SHORT EXERCISE:
Scan the records and identify every line in which the string "paper" occurs, then return those lines.

RAW DATA:
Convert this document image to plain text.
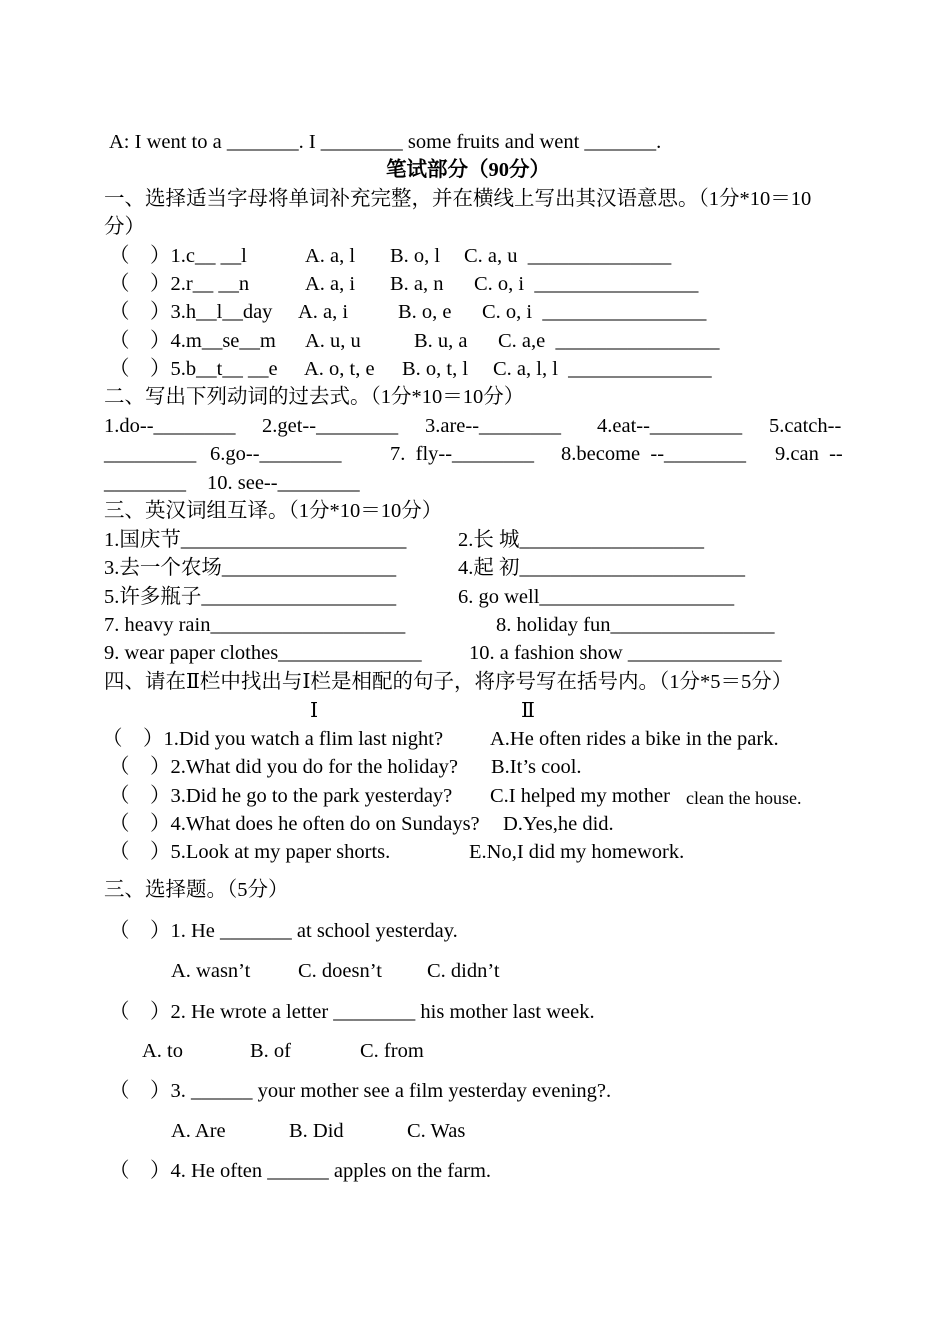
A: I went to a _______. I ________ some fruits and went _______.
笔试部分（90分）
一、选择适当字母将单词补充完整，并在横线上写出其汉语意思。（1分*10＝10
分）
（　）1.c__ __l	A. a, l B. o, l C. a, u  ______________
（　）2.r__ __n	A. a, i B. a, n C. o, i  ________________
（　）3.h__l__day A. a, i B. o, e C. o, i  ________________
（　）4.m__se__m A. u, u	B. u, a C. a,e  ________________
（　）5.b__t__ __e A. o, t, e B. o, t, l C. a, l, l  ______________
二、写出下列动词的过去式。（1分*10＝10分）
1.do--________ 2.get--________ 3.are--________ 4.eat--_________ 5.catch--
_________ 6.go--________ 7.  fly--________ 8.become  --________ 9.can  --
________ 10. see--________
三、英汉词组互译。（1分*10＝10分）
1.国庆节______________________	2.长 城__________________
3.去一个农场_________________	4.起 初______________________
5.许多瓶子___________________	6. go well___________________
7. heavy rain___________________	8. holiday fun________________
9. wear paper clothes______________ 10. a fashion show _______________
四、请在Ⅱ栏中找出与Ⅰ栏是相配的句子，将序号写在括号内。（1分*5＝5分）
Ⅰ	Ⅱ
（　）1.Did you watch a flim last night? A.He often rides a bike in the park.
（　）2.What did you do for the holiday? B.It’s cool.
（　）3.Did he go to the park yesterday? C.I helped my mother clean the house.
（　）4.What does he often do on Sundays? D.Yes,he did.
（　）5.Look at my paper shorts.	E.No,I did my homework.
三、选择题。（5分）
（　）1. He _______ at school yesterday.
A. wasn’t C. doesn’t C. didn’t
（　）2. He wrote a letter ________ his mother last week.
A. to	B. of	C. from
（　）3. ______ your mother see a film yesterday evening?.
A. Are	B. Did	C. Was
（　）4. He often ______ apples on the farm.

SOLUTION TO THE PROBLEM:
9. wear paper clothes______________ 10. a fashion show _______________
（　）5.Look at my paper shorts.	E.No,I did my homework.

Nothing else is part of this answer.